[start of Supplied records]
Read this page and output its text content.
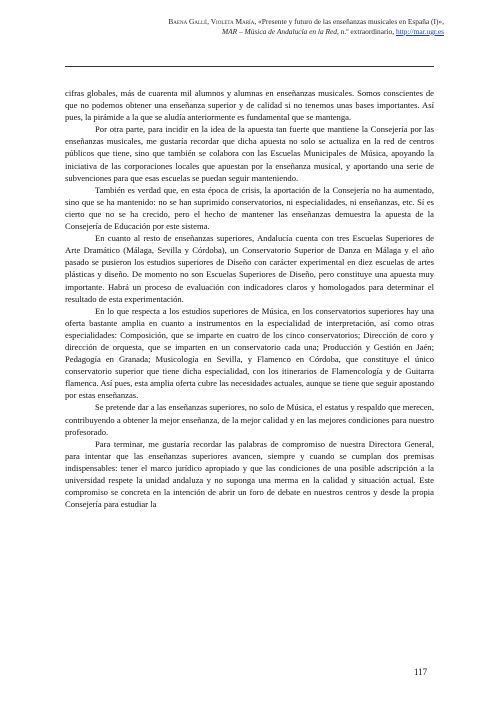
Baena Gallé, Violeta María, «Presente y futuro de las enseñanzas musicales en España (I)»,
MAR – Música de Andalucía en la Red, n.º extraordinario, http://mar.ugr.es

cifras globales, más de cuarenta mil alumnos y alumnas en enseñanzas musicales. Somos conscientes de que no podemos obtener una enseñanza superior y de calidad si no tenemos unas bases importantes. Así pues, la pirámide a la que se aludía anteriormente es fundamental que se mantenga.

Por otra parte, para incidir en la idea de la apuesta tan fuerte que mantiene la Consejería por las enseñanzas musicales, me gustaría recordar que dicha apuesta no solo se actualiza en la red de centros públicos que tiene, sino que también se colabora con las Escuelas Municipales de Música, apoyando la iniciativa de las corporaciones locales que apuestan por la enseñanza musical, y aportando una serie de subvenciones para que esas escuelas se puedan seguir manteniendo.

También es verdad que, en esta época de crisis, la aportación de la Consejería no ha aumentado, sino que se ha mantenido: no se han suprimido conservatorios, ni especialidades, ni enseñanzas, etc. Sí es cierto que no se ha crecido, pero el hecho de mantener las enseñanzas demuestra la apuesta de la Consejería de Educación por este sistema.

En cuanto al resto de enseñanzas superiores, Andalucía cuenta con tres Escuelas Superiores de Arte Dramático (Málaga, Sevilla y Córdoba), un Conservatorio Superior de Danza en Málaga y el año pasado se pusieron los estudios superiores de Diseño con carácter experimental en diez escuelas de artes plásticas y diseño. De momento no son Escuelas Superiores de Diseño, pero constituye una apuesta muy importante. Habrá un proceso de evaluación con indicadores claros y homologados para determinar el resultado de esta experimentación.

En lo que respecta a los estudios superiores de Música, en los conservatorios superiores hay una oferta bastante amplia en cuanto a instrumentos en la especialidad de interpretación, así como otras especialidades: Composición, que se imparte en cuatro de los cinco conservatorios; Dirección de coro y dirección de orquesta, que se imparten en un conservatorio cada una; Producción y Gestión en Jaén; Pedagogía en Granada; Musicología en Sevilla, y Flamenco en Córdoba, que constituye el único conservatorio superior que tiene dicha especialidad, con los itinerarios de Flamencología y de Guitarra flamenca. Así pues, esta amplia oferta cubre las necesidades actuales, aunque se tiene que seguir apostando por estas enseñanzas.

Se pretende dar a las enseñanzas superiores, no solo de Música, el estatus y respaldo que merecen, contribuyendo a obtener la mejor enseñanza, de la mejor calidad y en las mejores condiciones para nuestro profesorado.

Para terminar, me gustaría recordar las palabras de compromiso de nuestra Directora General, para intentar que las enseñanzas superiores avancen, siempre y cuando se cumplan dos premisas indispensables: tener el marco jurídico apropiado y que las condiciones de una posible adscripción a la universidad respete la unidad andaluza y no suponga una merma en la calidad y situación actual. Este compromiso se concreta en la intención de abrir un foro de debate en nuestros centros y desde la propia Consejería para estudiar la

117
[end of Supplied records]
#### Task:
The entries above are to be returned exactly, without their pictures.

#### Answer in full:
Read this page and output its text content.
Baena Gallé, Violeta María, «Presente y futuro de las enseñanzas musicales en España (I)»,
MAR – Música de Andalucía en la Red, n.º extraordinario, http://mar.ugr.es

cifras globales, más de cuarenta mil alumnos y alumnas en enseñanzas musicales. Somos conscientes de que no podemos obtener una enseñanza superior y de calidad si no tenemos unas bases importantes. Así pues, la pirámide a la que se aludía anteriormente es fundamental que se mantenga.

Por otra parte, para incidir en la idea de la apuesta tan fuerte que mantiene la Consejería por las enseñanzas musicales, me gustaría recordar que dicha apuesta no solo se actualiza en la red de centros públicos que tiene, sino que también se colabora con las Escuelas Municipales de Música, apoyando la iniciativa de las corporaciones locales que apuestan por la enseñanza musical, y aportando una serie de subvenciones para que esas escuelas se puedan seguir manteniendo.

También es verdad que, en esta época de crisis, la aportación de la Consejería no ha aumentado, sino que se ha mantenido: no se han suprimido conservatorios, ni especialidades, ni enseñanzas, etc. Sí es cierto que no se ha crecido, pero el hecho de mantener las enseñanzas demuestra la apuesta de la Consejería de Educación por este sistema.

En cuanto al resto de enseñanzas superiores, Andalucía cuenta con tres Escuelas Superiores de Arte Dramático (Málaga, Sevilla y Córdoba), un Conservatorio Superior de Danza en Málaga y el año pasado se pusieron los estudios superiores de Diseño con carácter experimental en diez escuelas de artes plásticas y diseño. De momento no son Escuelas Superiores de Diseño, pero constituye una apuesta muy importante. Habrá un proceso de evaluación con indicadores claros y homologados para determinar el resultado de esta experimentación.

En lo que respecta a los estudios superiores de Música, en los conservatorios superiores hay una oferta bastante amplia en cuanto a instrumentos en la especialidad de interpretación, así como otras especialidades: Composición, que se imparte en cuatro de los cinco conservatorios; Dirección de coro y dirección de orquesta, que se imparten en un conservatorio cada una; Producción y Gestión en Jaén; Pedagogía en Granada; Musicología en Sevilla, y Flamenco en Córdoba, que constituye el único conservatorio superior que tiene dicha especialidad, con los itinerarios de Flamencología y de Guitarra flamenca. Así pues, esta amplia oferta cubre las necesidades actuales, aunque se tiene que seguir apostando por estas enseñanzas.

Se pretende dar a las enseñanzas superiores, no solo de Música, el estatus y respaldo que merecen, contribuyendo a obtener la mejor enseñanza, de la mejor calidad y en las mejores condiciones para nuestro profesorado.

Para terminar, me gustaría recordar las palabras de compromiso de nuestra Directora General, para intentar que las enseñanzas superiores avancen, siempre y cuando se cumplan dos premisas indispensables: tener el marco jurídico apropiado y que las condiciones de una posible adscripción a la universidad respete la unidad andaluza y no suponga una merma en la calidad y situación actual. Este compromiso se concreta en la intención de abrir un foro de debate en nuestros centros y desde la propia Consejería para estudiar la

117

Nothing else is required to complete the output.